*AIM OF THE TASK*. Identify all lines below that hold "پونے" and collect them.

*RECORDS SUPPLIED*.
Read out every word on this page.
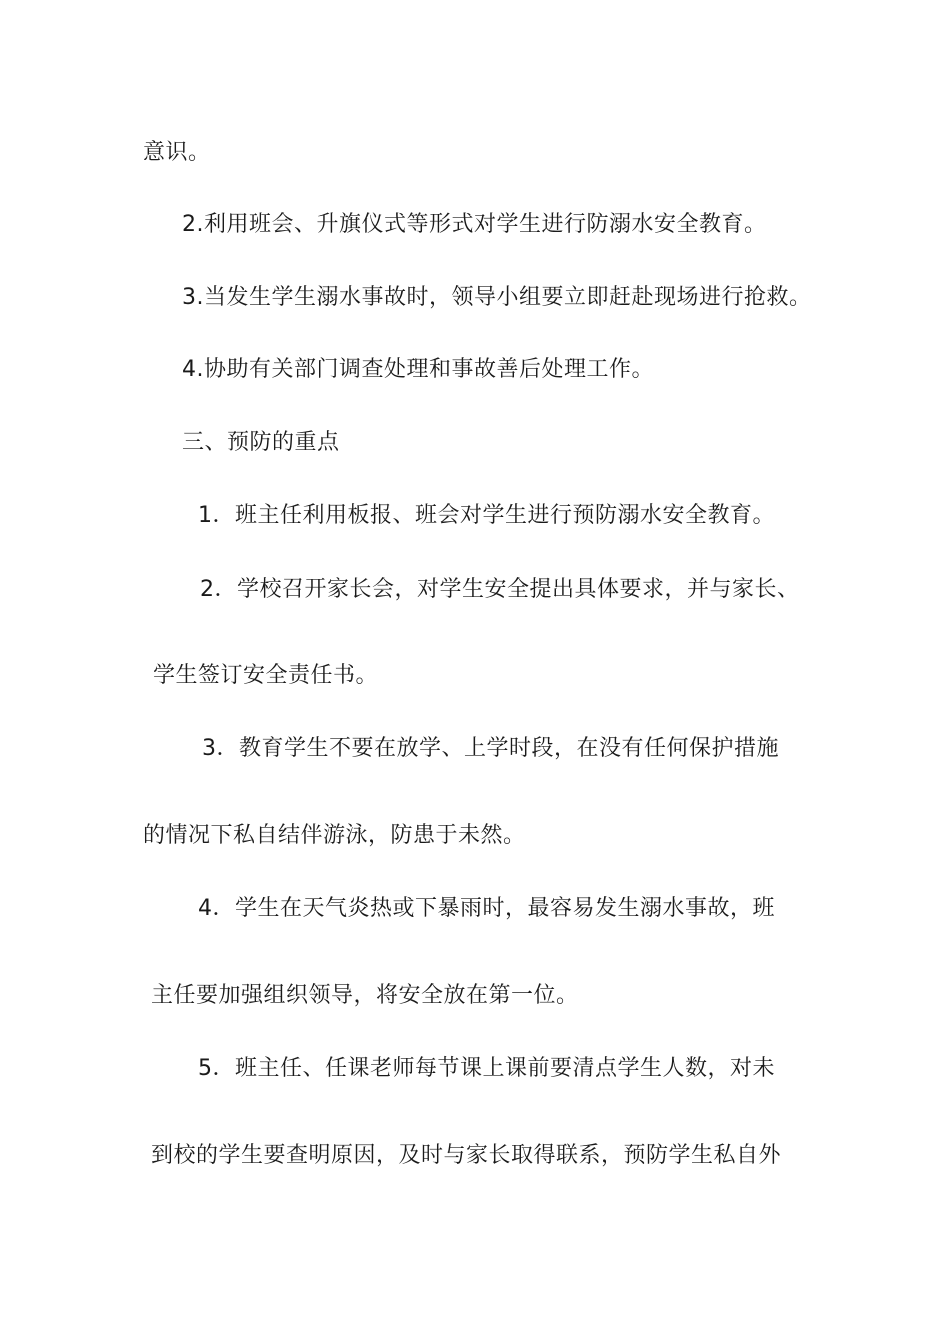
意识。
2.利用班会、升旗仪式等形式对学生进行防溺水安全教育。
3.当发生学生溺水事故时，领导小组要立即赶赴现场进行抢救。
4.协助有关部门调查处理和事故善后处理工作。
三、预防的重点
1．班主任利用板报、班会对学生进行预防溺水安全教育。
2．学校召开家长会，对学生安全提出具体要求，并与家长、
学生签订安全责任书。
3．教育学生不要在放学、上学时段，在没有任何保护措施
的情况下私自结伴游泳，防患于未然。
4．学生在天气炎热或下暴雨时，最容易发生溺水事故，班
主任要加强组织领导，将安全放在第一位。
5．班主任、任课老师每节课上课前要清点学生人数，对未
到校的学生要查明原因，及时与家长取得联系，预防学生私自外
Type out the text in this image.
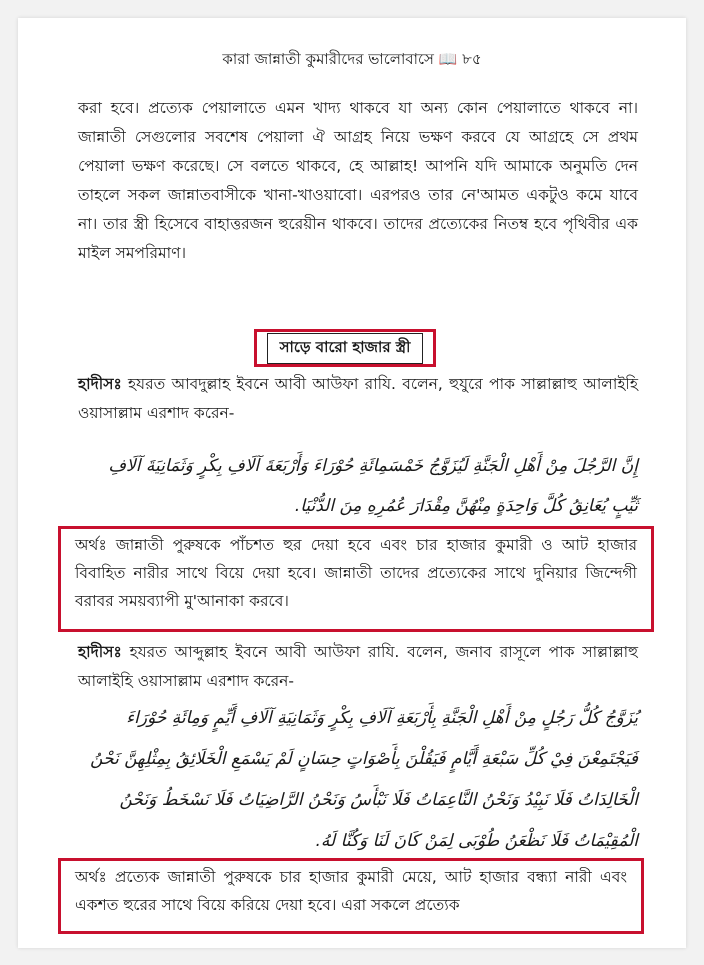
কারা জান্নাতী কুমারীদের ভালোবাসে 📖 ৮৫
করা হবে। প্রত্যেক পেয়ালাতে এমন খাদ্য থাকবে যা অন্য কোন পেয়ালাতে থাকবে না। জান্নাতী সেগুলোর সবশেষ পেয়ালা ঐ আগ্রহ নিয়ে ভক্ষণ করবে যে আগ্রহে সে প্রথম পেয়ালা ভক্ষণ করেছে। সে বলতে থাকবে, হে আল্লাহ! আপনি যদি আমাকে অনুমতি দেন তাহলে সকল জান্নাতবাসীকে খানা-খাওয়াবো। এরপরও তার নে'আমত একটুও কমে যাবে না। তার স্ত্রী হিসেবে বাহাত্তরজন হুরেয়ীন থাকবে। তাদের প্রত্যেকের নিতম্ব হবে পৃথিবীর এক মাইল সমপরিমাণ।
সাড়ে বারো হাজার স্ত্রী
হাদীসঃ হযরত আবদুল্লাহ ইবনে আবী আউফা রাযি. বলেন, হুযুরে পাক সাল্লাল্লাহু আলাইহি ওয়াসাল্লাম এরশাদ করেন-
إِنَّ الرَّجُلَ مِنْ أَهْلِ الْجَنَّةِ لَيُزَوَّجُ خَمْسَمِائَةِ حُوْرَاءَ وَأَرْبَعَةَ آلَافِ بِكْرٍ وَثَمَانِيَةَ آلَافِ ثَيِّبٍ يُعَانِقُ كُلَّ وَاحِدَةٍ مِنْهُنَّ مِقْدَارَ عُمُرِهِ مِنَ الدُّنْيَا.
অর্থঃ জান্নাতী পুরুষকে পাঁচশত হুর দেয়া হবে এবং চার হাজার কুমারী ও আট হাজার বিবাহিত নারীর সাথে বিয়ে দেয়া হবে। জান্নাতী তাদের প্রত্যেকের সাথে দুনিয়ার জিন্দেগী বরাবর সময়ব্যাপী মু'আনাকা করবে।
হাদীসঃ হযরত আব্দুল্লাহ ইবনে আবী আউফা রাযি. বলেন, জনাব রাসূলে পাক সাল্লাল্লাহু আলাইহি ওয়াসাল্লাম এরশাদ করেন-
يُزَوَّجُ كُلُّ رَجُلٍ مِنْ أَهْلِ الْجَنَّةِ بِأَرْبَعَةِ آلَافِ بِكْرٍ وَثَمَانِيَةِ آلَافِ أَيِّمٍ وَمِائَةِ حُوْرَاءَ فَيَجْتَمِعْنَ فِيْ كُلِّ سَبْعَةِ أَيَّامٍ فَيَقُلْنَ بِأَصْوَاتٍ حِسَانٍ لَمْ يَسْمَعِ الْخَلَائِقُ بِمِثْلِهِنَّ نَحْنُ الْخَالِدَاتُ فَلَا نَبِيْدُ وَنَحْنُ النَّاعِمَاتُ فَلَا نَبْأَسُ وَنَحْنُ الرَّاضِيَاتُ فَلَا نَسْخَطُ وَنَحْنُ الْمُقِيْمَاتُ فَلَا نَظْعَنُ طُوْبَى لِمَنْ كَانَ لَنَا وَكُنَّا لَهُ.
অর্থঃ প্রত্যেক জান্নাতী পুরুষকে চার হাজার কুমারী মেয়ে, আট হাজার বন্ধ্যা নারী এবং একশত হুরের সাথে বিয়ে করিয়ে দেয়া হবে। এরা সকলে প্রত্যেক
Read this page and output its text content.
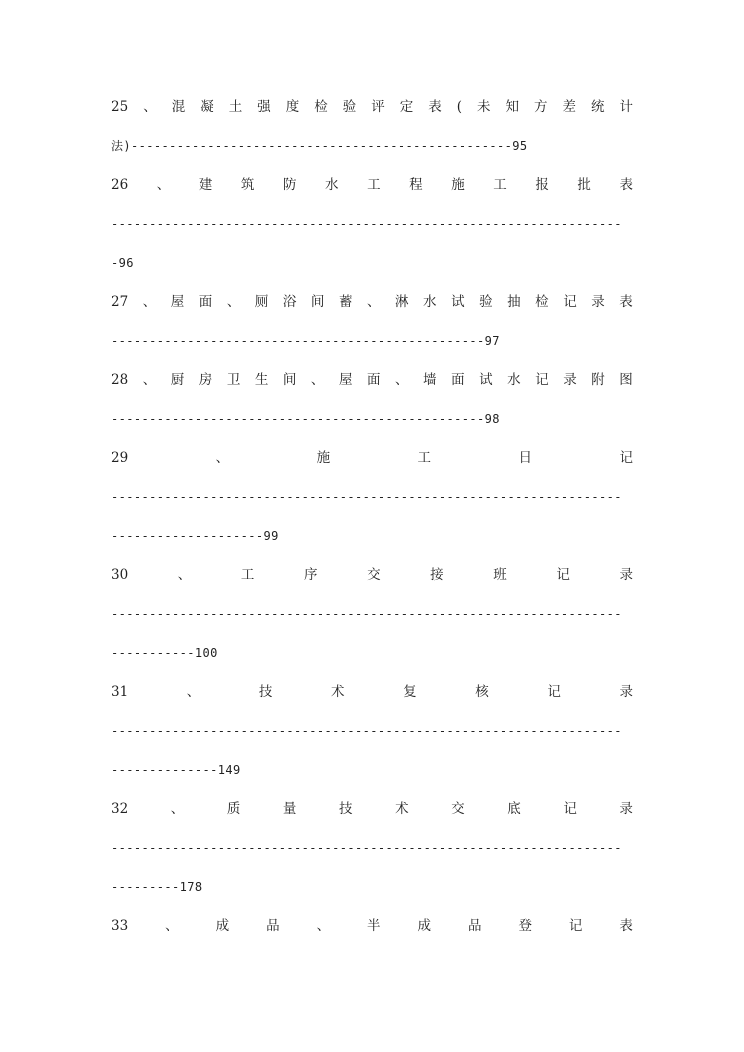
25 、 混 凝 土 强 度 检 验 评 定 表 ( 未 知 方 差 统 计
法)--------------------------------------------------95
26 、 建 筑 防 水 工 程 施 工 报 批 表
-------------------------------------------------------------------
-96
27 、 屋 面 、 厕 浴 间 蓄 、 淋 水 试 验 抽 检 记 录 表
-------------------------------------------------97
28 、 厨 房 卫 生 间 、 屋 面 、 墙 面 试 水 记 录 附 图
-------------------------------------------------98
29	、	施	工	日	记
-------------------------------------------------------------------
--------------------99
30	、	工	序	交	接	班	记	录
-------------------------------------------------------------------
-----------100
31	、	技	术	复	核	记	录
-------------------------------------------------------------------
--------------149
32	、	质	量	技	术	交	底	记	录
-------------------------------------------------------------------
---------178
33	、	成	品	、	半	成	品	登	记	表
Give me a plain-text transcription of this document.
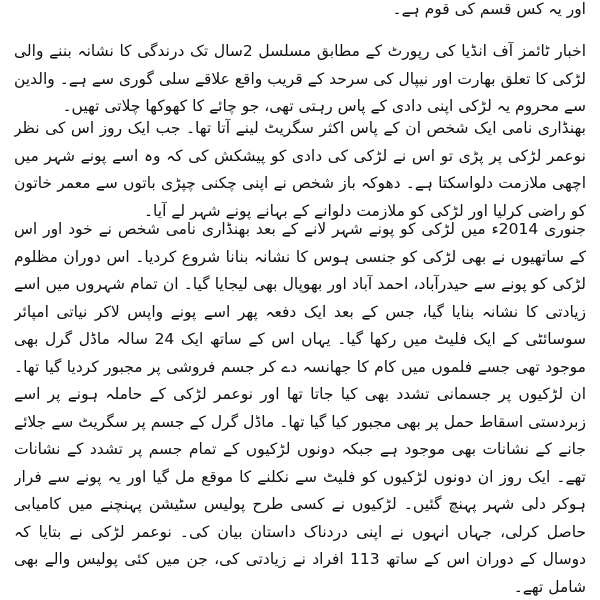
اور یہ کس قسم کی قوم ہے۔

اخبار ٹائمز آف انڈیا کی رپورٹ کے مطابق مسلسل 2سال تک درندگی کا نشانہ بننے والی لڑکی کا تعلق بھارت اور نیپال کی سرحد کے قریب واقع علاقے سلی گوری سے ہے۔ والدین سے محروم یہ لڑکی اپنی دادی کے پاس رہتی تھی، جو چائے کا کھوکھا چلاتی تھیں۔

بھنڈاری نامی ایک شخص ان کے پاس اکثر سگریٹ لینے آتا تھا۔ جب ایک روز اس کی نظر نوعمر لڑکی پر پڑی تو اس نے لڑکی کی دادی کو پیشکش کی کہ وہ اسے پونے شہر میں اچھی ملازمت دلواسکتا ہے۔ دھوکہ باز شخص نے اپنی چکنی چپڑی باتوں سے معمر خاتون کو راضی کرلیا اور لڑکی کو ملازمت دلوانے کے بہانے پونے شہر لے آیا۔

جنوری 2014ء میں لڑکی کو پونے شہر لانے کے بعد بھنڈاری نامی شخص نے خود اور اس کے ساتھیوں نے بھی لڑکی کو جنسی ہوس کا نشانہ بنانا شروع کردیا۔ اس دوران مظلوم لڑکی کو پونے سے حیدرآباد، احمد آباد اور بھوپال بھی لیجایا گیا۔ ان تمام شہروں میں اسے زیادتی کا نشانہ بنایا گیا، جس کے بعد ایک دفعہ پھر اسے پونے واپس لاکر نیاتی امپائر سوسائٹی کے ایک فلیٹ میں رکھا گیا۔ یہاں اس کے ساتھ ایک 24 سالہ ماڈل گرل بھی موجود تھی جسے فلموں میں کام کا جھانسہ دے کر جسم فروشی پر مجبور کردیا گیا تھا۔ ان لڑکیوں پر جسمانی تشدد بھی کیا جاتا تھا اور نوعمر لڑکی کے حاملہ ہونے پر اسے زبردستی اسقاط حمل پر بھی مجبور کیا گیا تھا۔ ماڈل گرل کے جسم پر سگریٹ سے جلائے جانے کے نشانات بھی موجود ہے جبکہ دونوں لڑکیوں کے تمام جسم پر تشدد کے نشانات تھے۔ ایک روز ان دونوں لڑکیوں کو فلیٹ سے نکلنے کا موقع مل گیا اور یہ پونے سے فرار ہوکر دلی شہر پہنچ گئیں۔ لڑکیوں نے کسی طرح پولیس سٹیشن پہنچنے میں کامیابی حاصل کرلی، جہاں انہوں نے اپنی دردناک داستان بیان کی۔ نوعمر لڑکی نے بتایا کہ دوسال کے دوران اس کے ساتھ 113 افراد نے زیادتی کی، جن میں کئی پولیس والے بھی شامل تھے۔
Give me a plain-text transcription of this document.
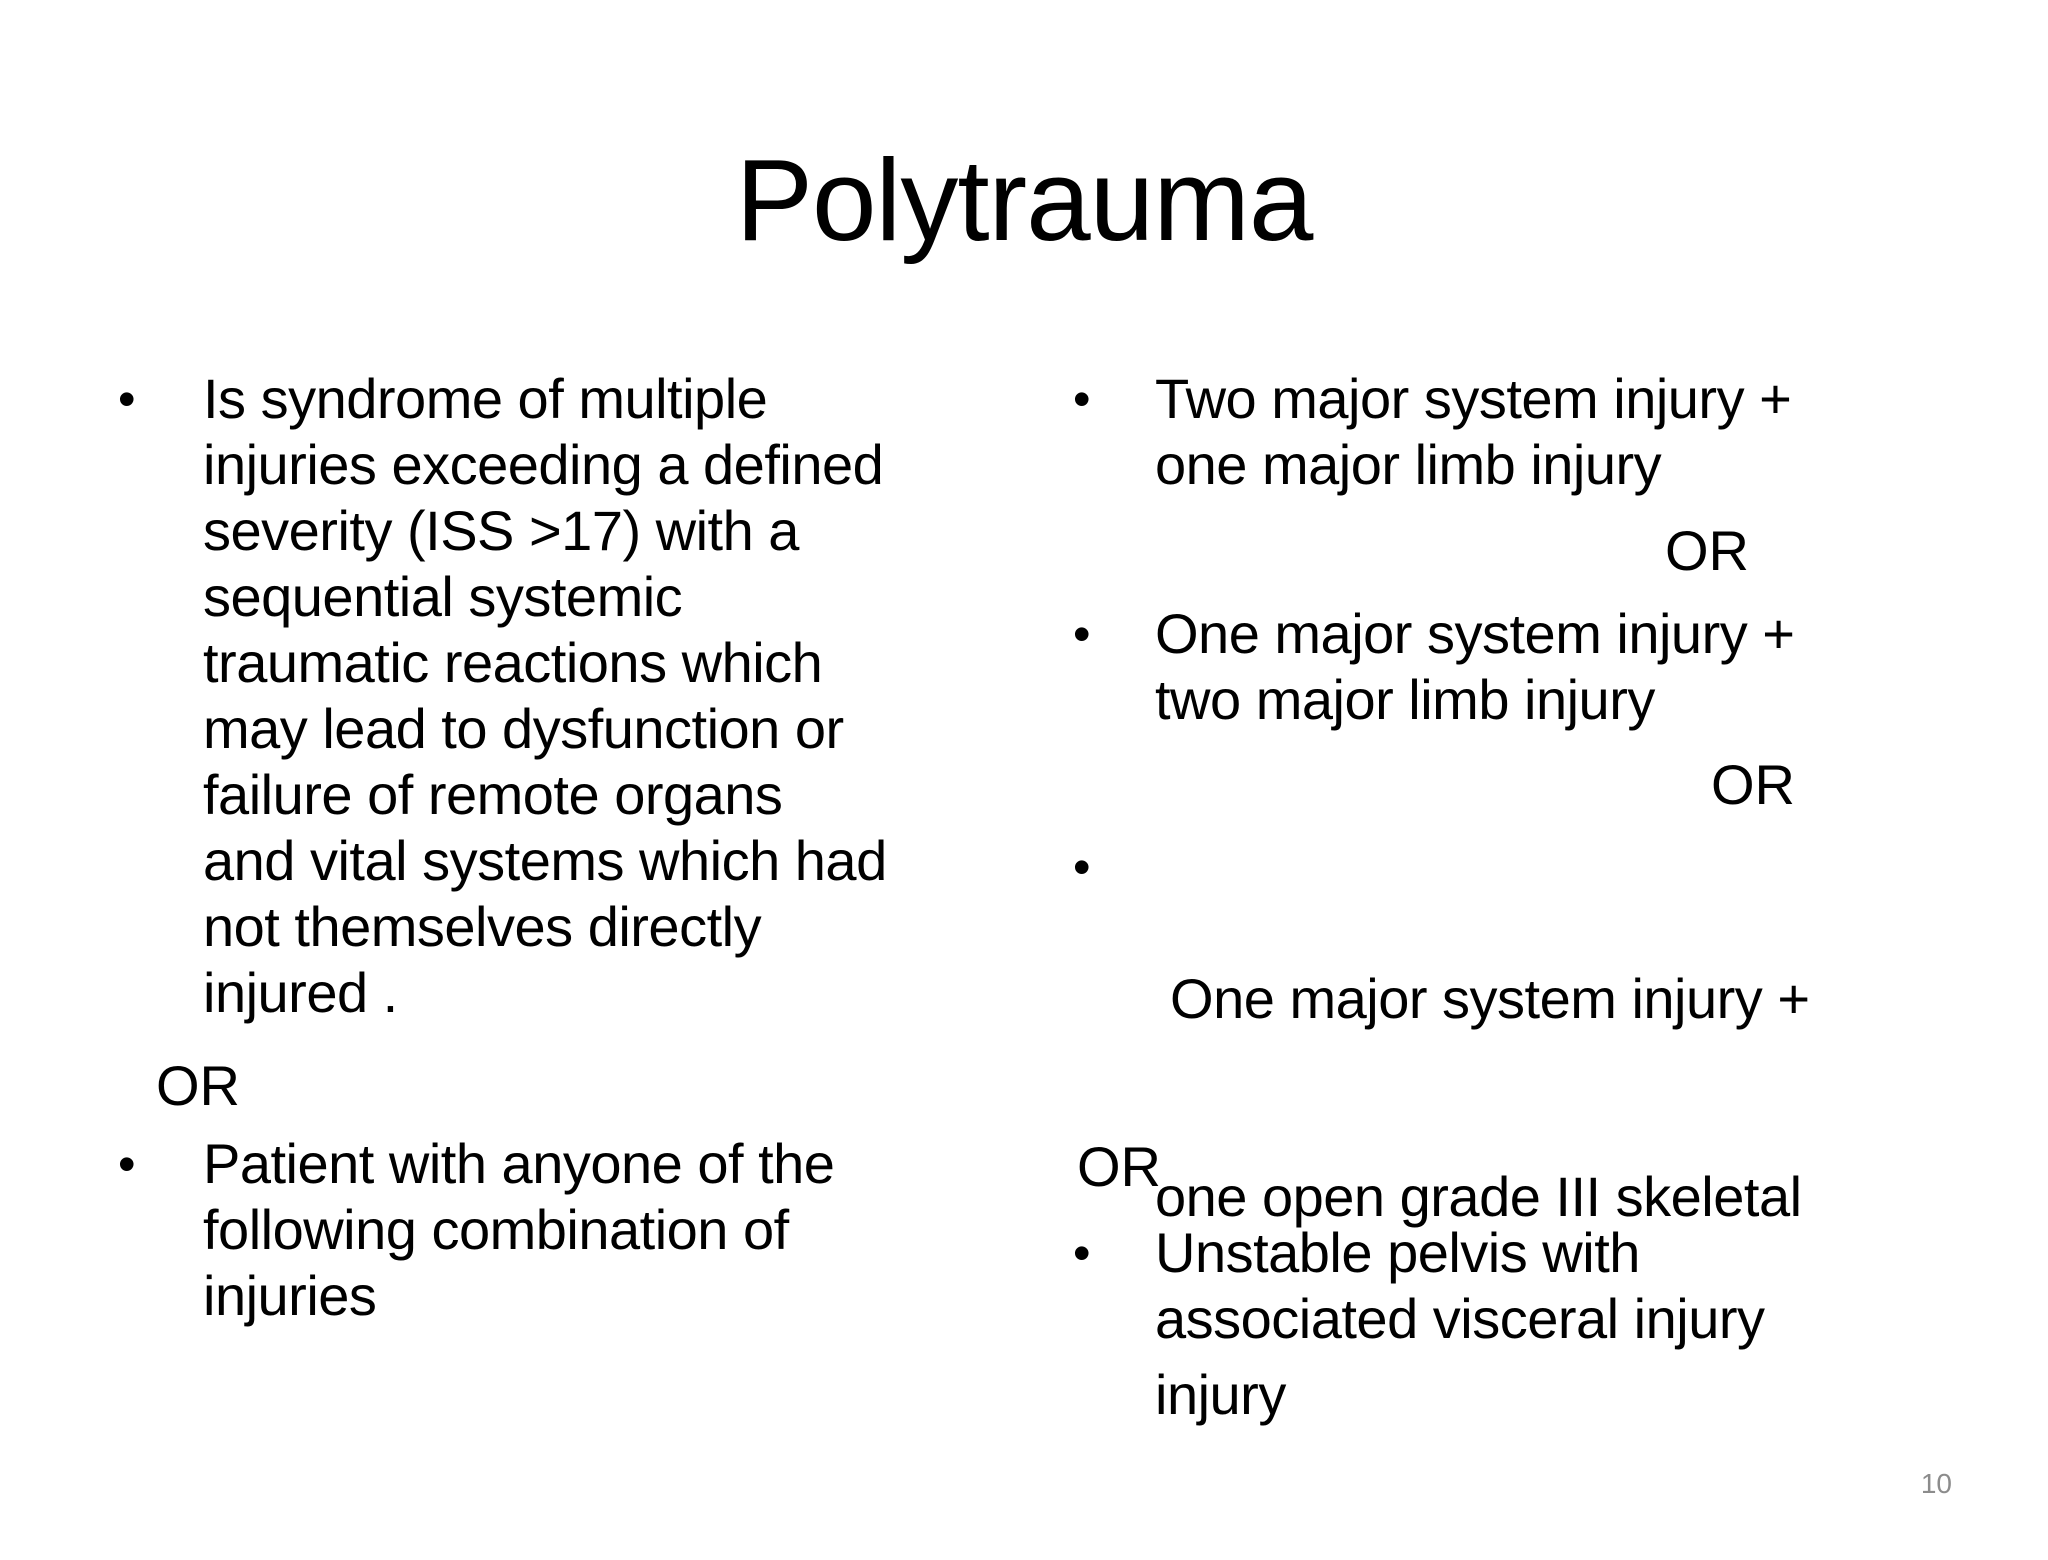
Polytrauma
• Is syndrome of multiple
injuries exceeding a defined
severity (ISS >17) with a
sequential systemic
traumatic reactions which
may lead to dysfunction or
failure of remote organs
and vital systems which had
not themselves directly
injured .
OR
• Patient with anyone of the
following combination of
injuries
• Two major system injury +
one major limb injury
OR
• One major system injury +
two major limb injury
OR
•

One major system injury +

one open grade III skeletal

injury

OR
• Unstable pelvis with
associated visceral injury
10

*THE COMPLETED TASK*.
بھنڈاری نامی ایک شخص ان کے پاس اکثر سگریٹ لینے آتا تھا۔ جب ایک روز اس کی نظر نوعمر لڑکی پر پڑی تو اس نے لڑکی کی دادی کو پیشکش کی کہ وہ اسے پونے شہر میں اچھی ملازمت دلواسکتا ہے۔ دھوکہ باز شخص نے اپنی چکنی چپڑی باتوں سے معمر خاتون کو راضی کرلیا اور لڑکی کو ملازمت دلوانے کے بہانے پونے شہر لے آیا۔
جنوری 2014ء میں لڑکی کو پونے شہر لانے کے بعد بھنڈاری نامی شخص نے خود اور اس کے ساتھیوں نے بھی لڑکی کو جنسی ہوس کا نشانہ بنانا شروع کردیا۔ اس دوران مظلوم لڑکی کو پونے سے حیدرآباد، احمد آباد اور بھوپال بھی لیجایا گیا۔ ان تمام شہروں میں اسے زیادتی کا نشانہ بنایا گیا، جس کے بعد ایک دفعہ پھر اسے پونے واپس لاکر نیاتی امپائر سوسائٹی کے ایک فلیٹ میں رکھا گیا۔ یہاں اس کے ساتھ ایک 24 سالہ ماڈل گرل بھی موجود تھی جسے فلموں میں کام کا جھانسہ دے کر جسم فروشی پر مجبور کردیا گیا تھا۔ ان لڑکیوں پر جسمانی تشدد بھی کیا جاتا تھا اور نوعمر لڑکی کے حاملہ ہونے پر اسے زبردستی اسقاط حمل پر بھی مجبور کیا گیا تھا۔ ماڈل گرل کے جسم پر سگریٹ سے جلائے جانے کے نشانات بھی موجود ہے جبکہ دونوں لڑکیوں کے تمام جسم پر تشدد کے نشانات تھے۔ ایک روز ان دونوں لڑکیوں کو فلیٹ سے نکلنے کا موقع مل گیا اور یہ پونے سے فرار ہوکر دلی شہر پہنچ گئیں۔ لڑکیوں نے کسی طرح پولیس سٹیشن پہنچنے میں کامیابی حاصل کرلی، جہاں انہوں نے اپنی دردناک داستان بیان کی۔ نوعمر لڑکی نے بتایا کہ دوسال کے دوران اس کے ساتھ 113 افراد نے زیادتی کی، جن میں کئی پولیس والے بھی شامل تھے۔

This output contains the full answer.